**What to produce:** Extract all data as written.

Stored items
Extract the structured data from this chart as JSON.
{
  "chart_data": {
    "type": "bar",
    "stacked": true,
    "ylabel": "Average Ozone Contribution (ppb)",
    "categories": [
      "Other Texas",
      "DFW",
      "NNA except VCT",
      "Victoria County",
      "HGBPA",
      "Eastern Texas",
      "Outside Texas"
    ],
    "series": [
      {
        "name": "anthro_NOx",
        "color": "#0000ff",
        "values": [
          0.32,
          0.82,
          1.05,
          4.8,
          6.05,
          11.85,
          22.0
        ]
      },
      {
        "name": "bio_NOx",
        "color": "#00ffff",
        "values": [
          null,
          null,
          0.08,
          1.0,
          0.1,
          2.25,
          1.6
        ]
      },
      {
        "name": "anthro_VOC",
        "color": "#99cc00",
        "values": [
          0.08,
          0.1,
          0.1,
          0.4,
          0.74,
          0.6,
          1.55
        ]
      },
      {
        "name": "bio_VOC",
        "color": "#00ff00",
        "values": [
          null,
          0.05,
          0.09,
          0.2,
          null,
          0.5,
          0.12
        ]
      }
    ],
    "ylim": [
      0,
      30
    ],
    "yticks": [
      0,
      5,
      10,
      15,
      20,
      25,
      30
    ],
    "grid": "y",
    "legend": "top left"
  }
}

**Task answer:**
Extract the structured data from this chart as JSON.
{
  "chart_data": {
    "type": "bar",
    "stacked": true,
    "ylabel": "Average Ozone Contribution (ppb)",
    "categories": [
      "Other Texas",
      "DFW",
      "NNA except VCT",
      "Victoria County",
      "HGBPA",
      "Eastern Texas",
      "Outside Texas"
    ],
    "series": [
      {
        "name": "anthro_NOx",
        "color": "#0000ff",
        "values": [
          0.32,
          0.82,
          1.05,
          4.8,
          6.05,
          11.85,
          22.0
        ]
      },
      {
        "name": "bio_NOx",
        "color": "#00ffff",
        "values": [
          null,
          null,
          0.08,
          1.0,
          0.1,
          2.25,
          1.6
        ]
      },
      {
        "name": "anthro_VOC",
        "color": "#99cc00",
        "values": [
          0.08,
          0.1,
          0.1,
          0.4,
          0.74,
          0.6,
          1.55
        ]
      },
      {
        "name": "bio_VOC",
        "color": "#00ff00",
        "values": [
          null,
          0.05,
          0.09,
          0.2,
          null,
          0.5,
          0.12
        ]
      }
    ],
    "ylim": [
      0,
      30
    ],
    "yticks": [
      0,
      5,
      10,
      15,
      20,
      25,
      30
    ],
    "grid": "y",
    "legend": "top left"
  }
}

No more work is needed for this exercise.